(Given exercise) Reproduce the listing word for word, leaving every picture behind.

(Stored rows)
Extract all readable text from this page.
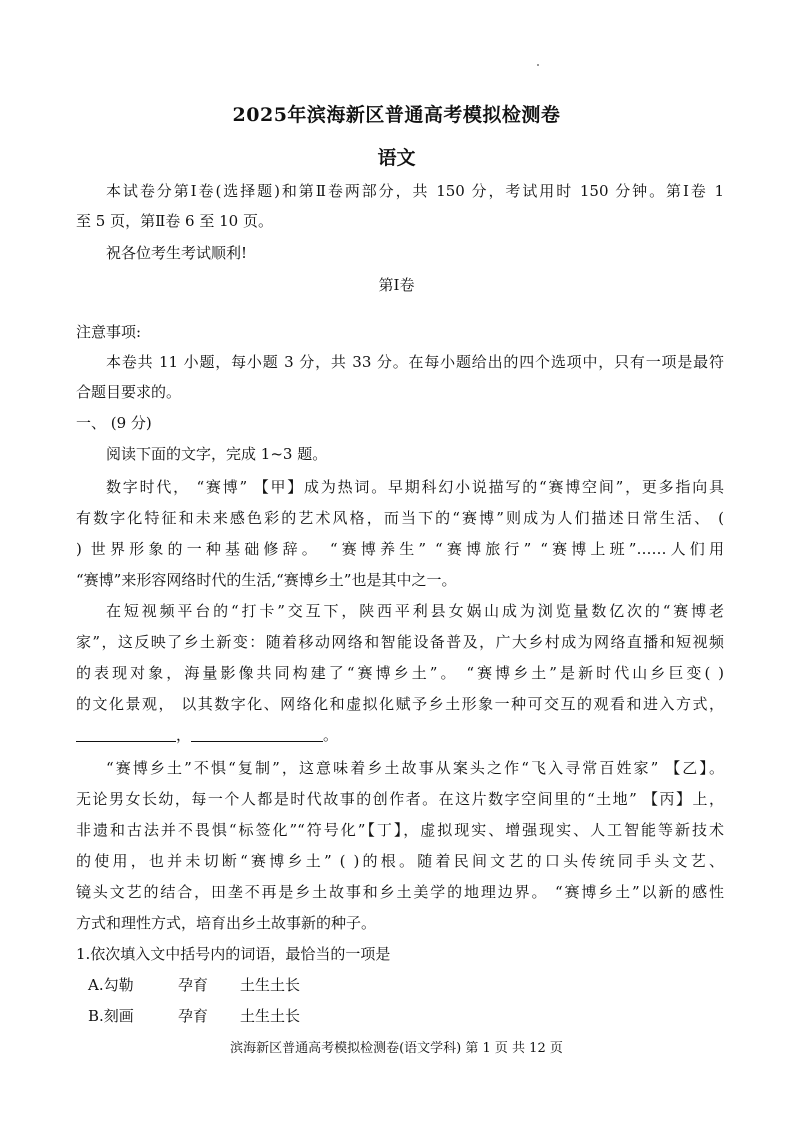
2025年滨海新区普通高考模拟检测卷
语文
本试卷分第Ⅰ卷(选择题)和第Ⅱ卷两部分，共 150 分，考试用时 150 分钟。第Ⅰ卷 1
至 5 页，第Ⅱ卷 6 至 10 页。
祝各位考生考试顺利!
第Ⅰ卷
注意事项:
本卷共 11 小题，每小题 3 分，共 33 分。在每小题给出的四个选项中，只有一项是最符
合题目要求的。
一、 (9 分)
阅读下面的文字，完成 1~3 题。
数字时代， “赛博” 【甲】成为热词。早期科幻小说描写的“赛博空间”，更多指向具
有数字化特征和未来感色彩的艺术风格，而当下的“赛博”则成为人们描述日常生活、 (
) 世界形象的一种基础修辞。 “赛博养生” “赛博旅行” “赛博上班”……人们用
“赛博”来形容网络时代的生活,“赛博乡土”也是其中之一。
在短视频平台的“打卡”交互下，陕西平利县女娲山成为浏览量数亿次的“赛博老
家”，这反映了乡土新变：随着移动网络和智能设备普及，广大乡村成为网络直播和短视频
的表现对象，海量影像共同构建了“赛博乡土”。 “赛博乡土”是新时代山乡巨变( )
的文化景观， 以其数字化、网络化和虚拟化赋予乡土形象一种可交互的观看和进入方式，
，	。
“赛博乡土”不惧“复制”，这意味着乡土故事从案头之作“飞入寻常百姓家” 【乙】。
无论男女长幼，每一个人都是时代故事的创作者。在这片数字空间里的“土地” 【丙】上，
非遗和古法并不畏惧“标签化”“符号化”【丁】，虚拟现实、增强现实、人工智能等新技术
的使用，也并未切断“赛博乡土” ( )的根。随着民间文艺的口头传统同手头文艺、
镜头文艺的结合，田垄不再是乡土故事和乡土美学的地理边界。 “赛博乡土”以新的感性
方式和理性方式，培育出乡土故事新的种子。
1.依次填入文中括号内的词语，最恰当的一项是
A.勾勒	孕育 土生土长
B.刻画	孕育 土生土长
滨海新区普通高考模拟检测卷(语文学科) 第 1 页 共 12 页
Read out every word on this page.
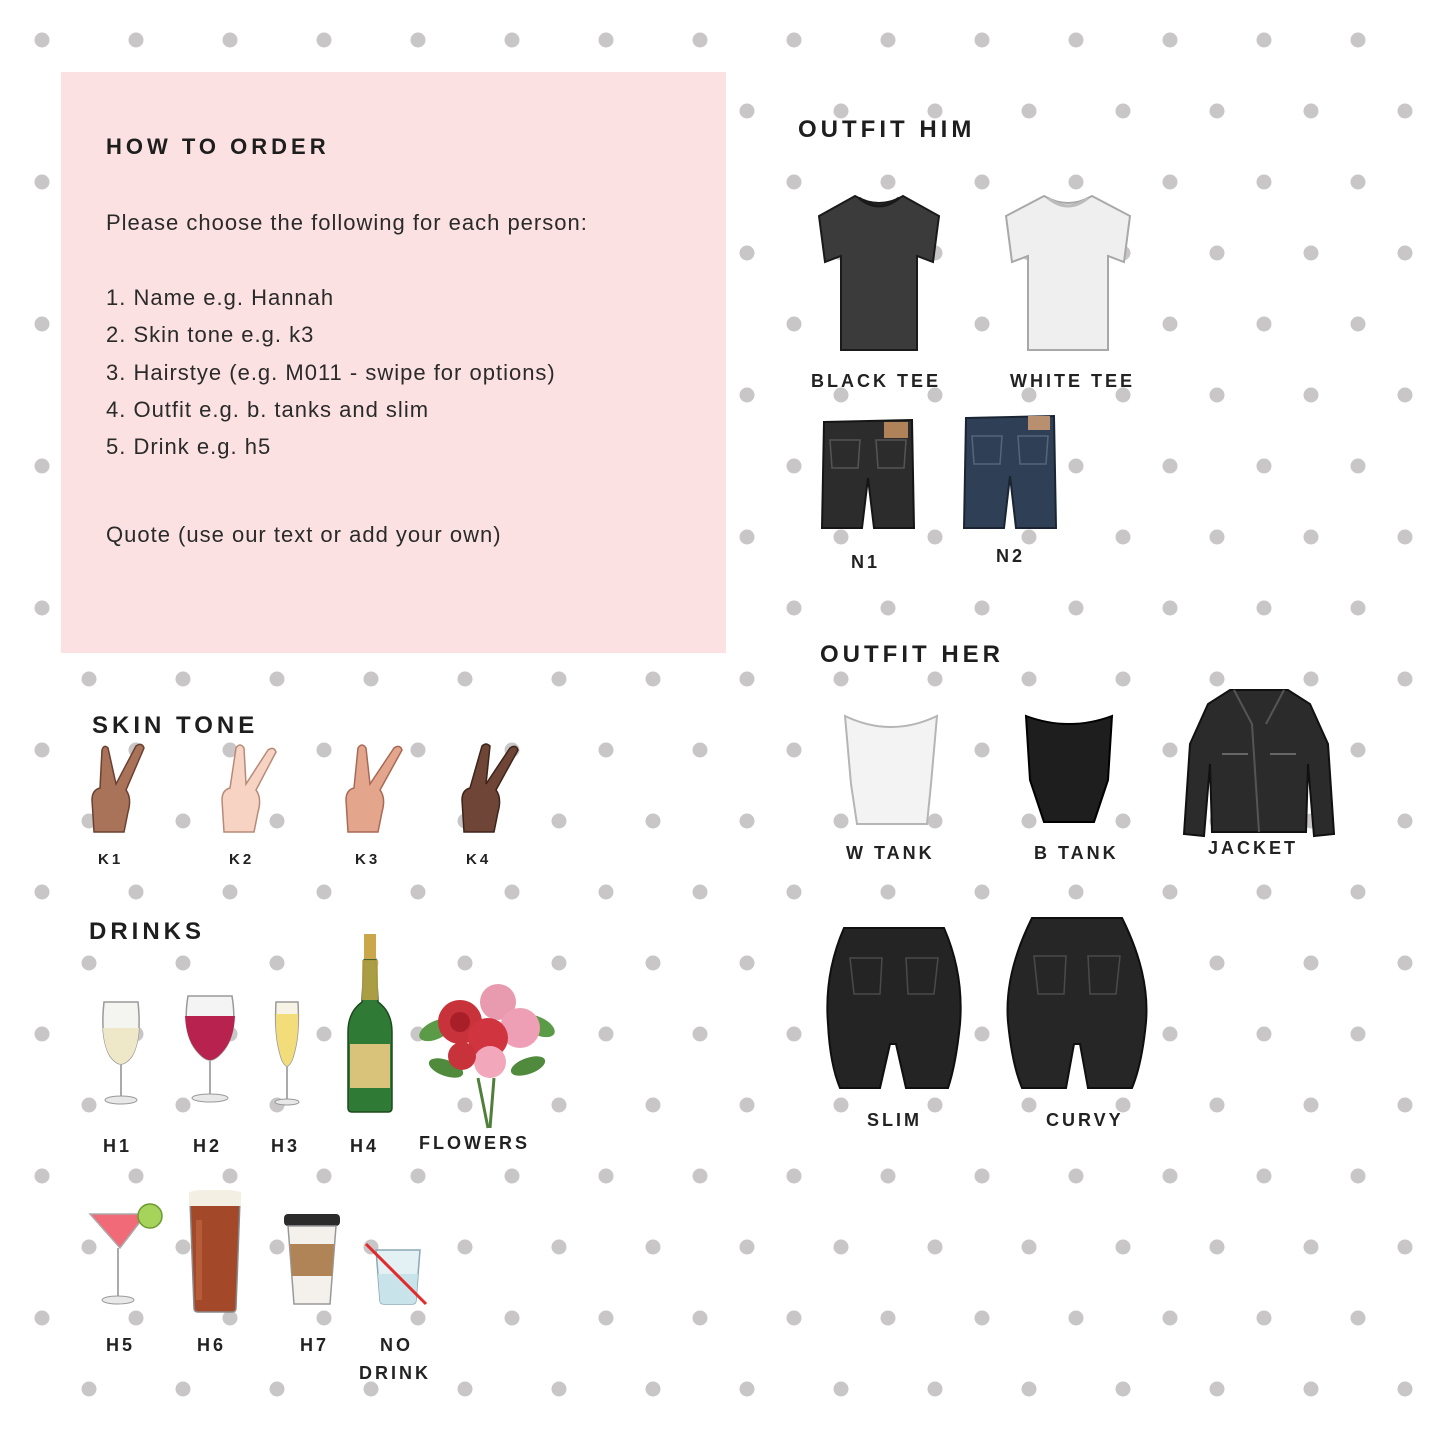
HOW TO ORDER
Please choose the following for each person:
1. Name e.g. Hannah
2. Skin tone e.g. k3
3. Hairstye (e.g. M011 - swipe for options)
4. Outfit e.g. b. tanks and slim
5. Drink e.g. h5
Quote (use our text or add your own)
SKIN TONE
K1	K2	K3	K4
DRINKS
H1	H2	H3	H4 FLOWERS
H5	H6	H7	NO
DRINK
OUTFIT HIM
BLACK TEE	WHITE TEE
N1	N2
OUTFIT HER
W TANK	B TANK	JACKET
SLIM	CURVY
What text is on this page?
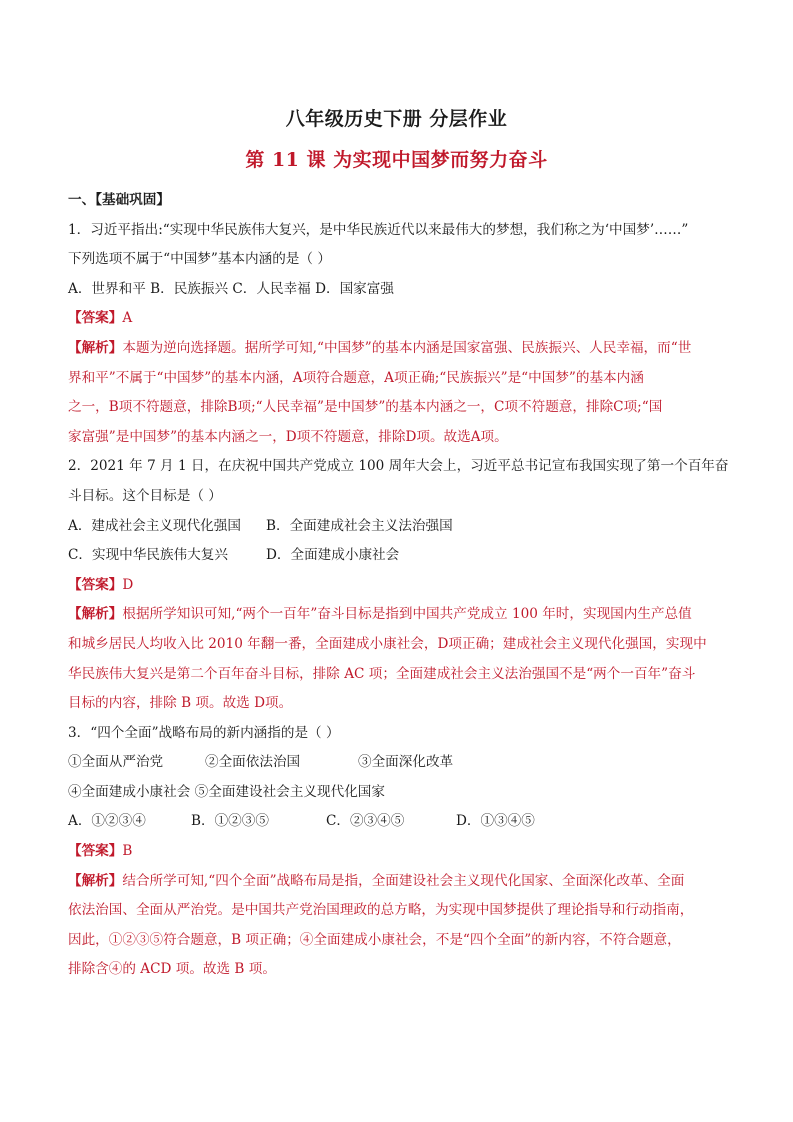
八年级历史下册 分层作业
第 11 课 为实现中国梦而努力奋斗
一、【基础巩固】
1．习近平指出:“实现中华民族伟大复兴，是中华民族近代以来最伟大的梦想，我们称之为‘中国梦’……”
下列选项不属于“中国梦”基本内涵的是（ ）
A．世界和平 B．民族振兴 C．人民幸福 D．国家富强
【答案】A
【解析】本题为逆向选择题。据所学可知,“中国梦”的基本内涵是国家富强、民族振兴、人民幸福，而“世
界和平”不属于“中国梦”的基本内涵，A项符合题意，A项正确;“民族振兴”是“中国梦”的基本内涵
之一，B项不符题意，排除B项;“人民幸福”是中国梦”的基本内涵之一，C项不符题意，排除C项;“国
家富强”是中国梦”的基本内涵之一，D项不符题意，排除D项。故选A项。
2．2021 年 7 月 1 日，在庆祝中国共产党成立 100 周年大会上，习近平总书记宣布我国实现了第一个百年奋
斗目标。这个目标是（ ）
A．建成社会主义现代化强国 B．全面建成社会主义法治强国
C．实现中华民族伟大复兴	D．全面建成小康社会
【答案】D
【解析】根据所学知识可知,“两个一百年”奋斗目标是指到中国共产党成立 100 年时，实现国内生产总值
和城乡居民人均收入比 2010 年翻一番，全面建成小康社会，D项正确；建成社会主义现代化强国，实现中
华民族伟大复兴是第二个百年奋斗目标，排除 AC 项；全面建成社会主义法治强国不是“两个一百年”奋斗
目标的内容，排除 B 项。故选 D项。
3．“四个全面”战略布局的新内涵指的是（ ）
①全面从严治党	②全面依法治国	③全面深化改革
④全面建成小康社会 ⑤全面建设社会主义现代化国家
A．①②③④	B．①②③⑤	C．②③④⑤	D．①③④⑤
【答案】B
【解析】结合所学可知,“四个全面”战略布局是指，全面建设社会主义现代化国家、全面深化改革、全面
依法治国、全面从严治党。是中国共产党治国理政的总方略，为实现中国梦提供了理论指导和行动指南，
因此，①②③⑤符合题意，B 项正确；④全面建成小康社会，不是“四个全面”的新内容，不符合题意，
排除含④的 ACD 项。故选 B 项。
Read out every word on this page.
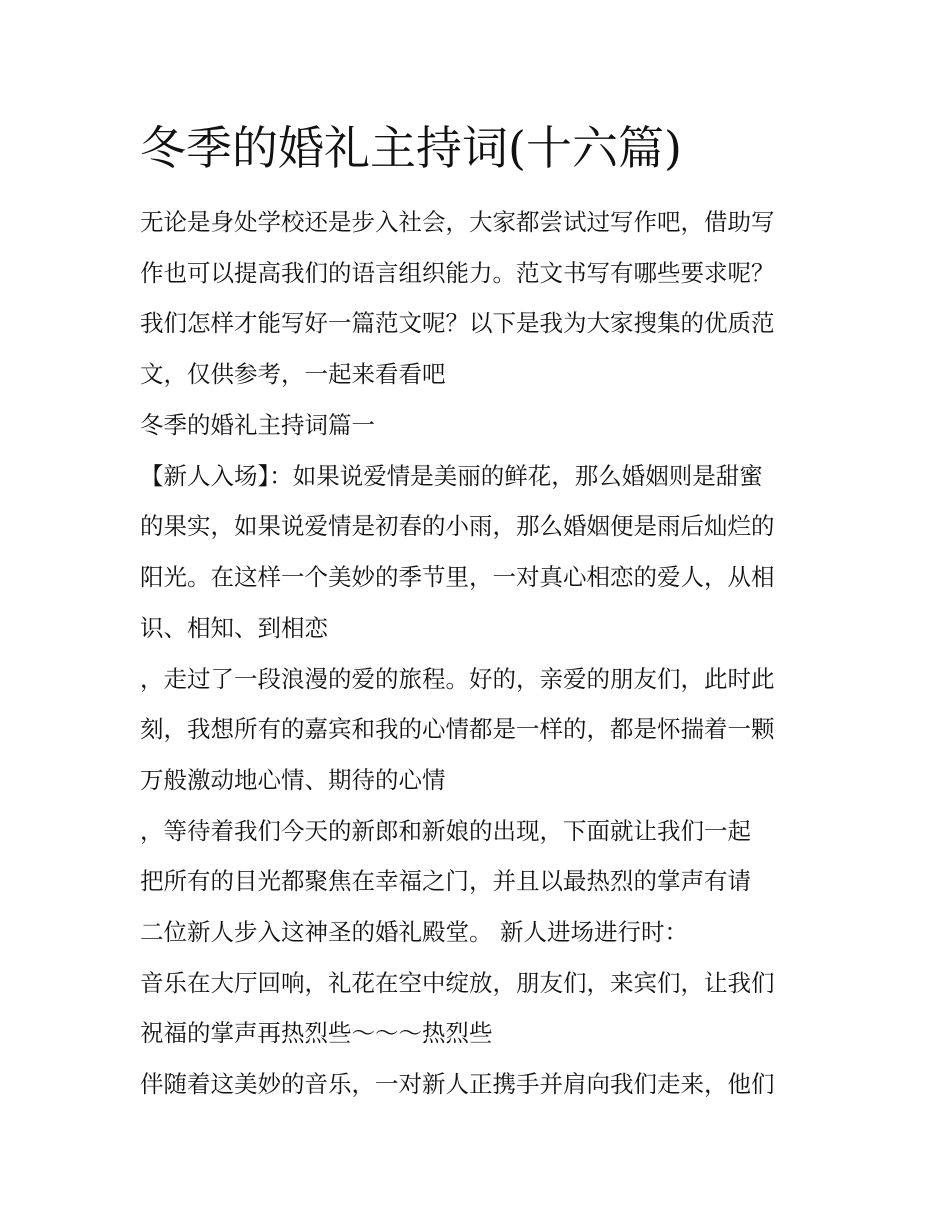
冬季的婚礼主持词(十六篇)

无论是身处学校还是步入社会，大家都尝试过写作吧，借助写

作也可以提高我们的语言组织能力。范文书写有哪些要求呢？

我们怎样才能写好一篇范文呢？以下是我为大家搜集的优质范

文，仅供参考，一起来看看吧

冬季的婚礼主持词篇一

【新人入场】：如果说爱情是美丽的鲜花，那么婚姻则是甜蜜

的果实，如果说爱情是初春的小雨，那么婚姻便是雨后灿烂的

阳光。在这样一个美妙的季节里，一对真心相恋的爱人，从相

识、相知、到相恋

，走过了一段浪漫的爱的旅程。好的，亲爱的朋友们，此时此

刻，我想所有的嘉宾和我的心情都是一样的，都是怀揣着一颗

万般激动地心情、期待的心情

，等待着我们今天的新郎和新娘的出现，下面就让我们一起

把所有的目光都聚焦在幸福之门，并且以最热烈的掌声有请

二位新人步入这神圣的婚礼殿堂。 新人进场进行时：

音乐在大厅回响，礼花在空中绽放，朋友们，来宾们，让我们

祝福的掌声再热烈些～～～热烈些

伴随着这美妙的音乐，一对新人正携手并肩向我们走来，他们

(Finished exercise)
Extract all readable text from this page.
2025年滨海新区普通高考模拟检测卷
语文
本试卷分第Ⅰ卷(选择题)和第Ⅱ卷两部分，共 150 分，考试用时 150 分钟。第Ⅰ卷 1
至 5 页，第Ⅱ卷 6 至 10 页。
祝各位考生考试顺利!
第Ⅰ卷
注意事项:
本卷共 11 小题，每小题 3 分，共 33 分。在每小题给出的四个选项中，只有一项是最符
合题目要求的。
一、 (9 分)
阅读下面的文字，完成 1~3 题。
数字时代， “赛博” 【甲】成为热词。早期科幻小说描写的“赛博空间”，更多指向具
有数字化特征和未来感色彩的艺术风格，而当下的“赛博”则成为人们描述日常生活、 (
) 世界形象的一种基础修辞。 “赛博养生” “赛博旅行” “赛博上班”……人们用
“赛博”来形容网络时代的生活,“赛博乡土”也是其中之一。
在短视频平台的“打卡”交互下，陕西平利县女娲山成为浏览量数亿次的“赛博老
家”，这反映了乡土新变：随着移动网络和智能设备普及，广大乡村成为网络直播和短视频
的表现对象，海量影像共同构建了“赛博乡土”。 “赛博乡土”是新时代山乡巨变( )
的文化景观， 以其数字化、网络化和虚拟化赋予乡土形象一种可交互的观看和进入方式，
，	。
“赛博乡土”不惧“复制”，这意味着乡土故事从案头之作“飞入寻常百姓家” 【乙】。
无论男女长幼，每一个人都是时代故事的创作者。在这片数字空间里的“土地” 【丙】上，
非遗和古法并不畏惧“标签化”“符号化”【丁】，虚拟现实、增强现实、人工智能等新技术
的使用，也并未切断“赛博乡土” ( )的根。随着民间文艺的口头传统同手头文艺、
镜头文艺的结合，田垄不再是乡土故事和乡土美学的地理边界。 “赛博乡土”以新的感性
方式和理性方式，培育出乡土故事新的种子。
1.依次填入文中括号内的词语，最恰当的一项是
A.勾勒	孕育 土生土长
B.刻画	孕育 土生土长
滨海新区普通高考模拟检测卷(语文学科) 第 1 页 共 12 页
Read out every word on this page.
HOW TO ORDER
Please choose the following for each person:
1. Name e.g. Hannah
2. Skin tone e.g. k3
3. Hairstye (e.g. M011 - swipe for options)
4. Outfit e.g. b. tanks and slim
5. Drink e.g. h5
Quote (use our text or add your own)
SKIN TONE
K1	K2	K3	K4
DRINKS
H1	H2	H3	H4 FLOWERS
H5	H6	H7	NO
DRINK
OUTFIT HIM
BLACK TEE	WHITE TEE
N1	N2
OUTFIT HER
W TANK	B TANK	JACKET
SLIM	CURVY
What text is on this page?
八年级历史下册 分层作业
第 11 课 为实现中国梦而努力奋斗
一、【基础巩固】
1．习近平指出:“实现中华民族伟大复兴，是中华民族近代以来最伟大的梦想，我们称之为‘中国梦’……”
下列选项不属于“中国梦”基本内涵的是（ ）
A．世界和平 B．民族振兴 C．人民幸福 D．国家富强
【答案】A
【解析】本题为逆向选择题。据所学可知,“中国梦”的基本内涵是国家富强、民族振兴、人民幸福，而“世
界和平”不属于“中国梦”的基本内涵，A项符合题意，A项正确;“民族振兴”是“中国梦”的基本内涵
之一，B项不符题意，排除B项;“人民幸福”是中国梦”的基本内涵之一，C项不符题意，排除C项;“国
家富强”是中国梦”的基本内涵之一，D项不符题意，排除D项。故选A项。
2．2021 年 7 月 1 日，在庆祝中国共产党成立 100 周年大会上，习近平总书记宣布我国实现了第一个百年奋
斗目标。这个目标是（ ）
A．建成社会主义现代化强国 B．全面建成社会主义法治强国
C．实现中华民族伟大复兴	D．全面建成小康社会
【答案】D
【解析】根据所学知识可知,“两个一百年”奋斗目标是指到中国共产党成立 100 年时，实现国内生产总值
和城乡居民人均收入比 2010 年翻一番，全面建成小康社会，D项正确；建成社会主义现代化强国，实现中
华民族伟大复兴是第二个百年奋斗目标，排除 AC 项；全面建成社会主义法治强国不是“两个一百年”奋斗
目标的内容，排除 B 项。故选 D项。
3．“四个全面”战略布局的新内涵指的是（ ）
①全面从严治党	②全面依法治国	③全面深化改革
④全面建成小康社会 ⑤全面建设社会主义现代化国家
A．①②③④	B．①②③⑤	C．②③④⑤	D．①③④⑤
【答案】B
【解析】结合所学可知,“四个全面”战略布局是指，全面建设社会主义现代化国家、全面深化改革、全面
依法治国、全面从严治党。是中国共产党治国理政的总方略，为实现中国梦提供了理论指导和行动指南，
因此，①②③⑤符合题意，B 项正确；④全面建成小康社会，不是“四个全面”的新内容，不符合题意，
排除含④的 ACD 项。故选 B 项。
Read out every word on this page.
冬季的婚礼主持词(十六篇)

无论是身处学校还是步入社会，大家都尝试过写作吧，借助写

作也可以提高我们的语言组织能力。范文书写有哪些要求呢？

我们怎样才能写好一篇范文呢？以下是我为大家搜集的优质范

文，仅供参考，一起来看看吧

冬季的婚礼主持词篇一

【新人入场】：如果说爱情是美丽的鲜花，那么婚姻则是甜蜜

的果实，如果说爱情是初春的小雨，那么婚姻便是雨后灿烂的

阳光。在这样一个美妙的季节里，一对真心相恋的爱人，从相

识、相知、到相恋

，走过了一段浪漫的爱的旅程。好的，亲爱的朋友们，此时此

刻，我想所有的嘉宾和我的心情都是一样的，都是怀揣着一颗

万般激动地心情、期待的心情

，等待着我们今天的新郎和新娘的出现，下面就让我们一起

把所有的目光都聚焦在幸福之门，并且以最热烈的掌声有请

二位新人步入这神圣的婚礼殿堂。 新人进场进行时：

音乐在大厅回响，礼花在空中绽放，朋友们，来宾们，让我们

祝福的掌声再热烈些～～～热烈些

伴随着这美妙的音乐，一对新人正携手并肩向我们走来，他们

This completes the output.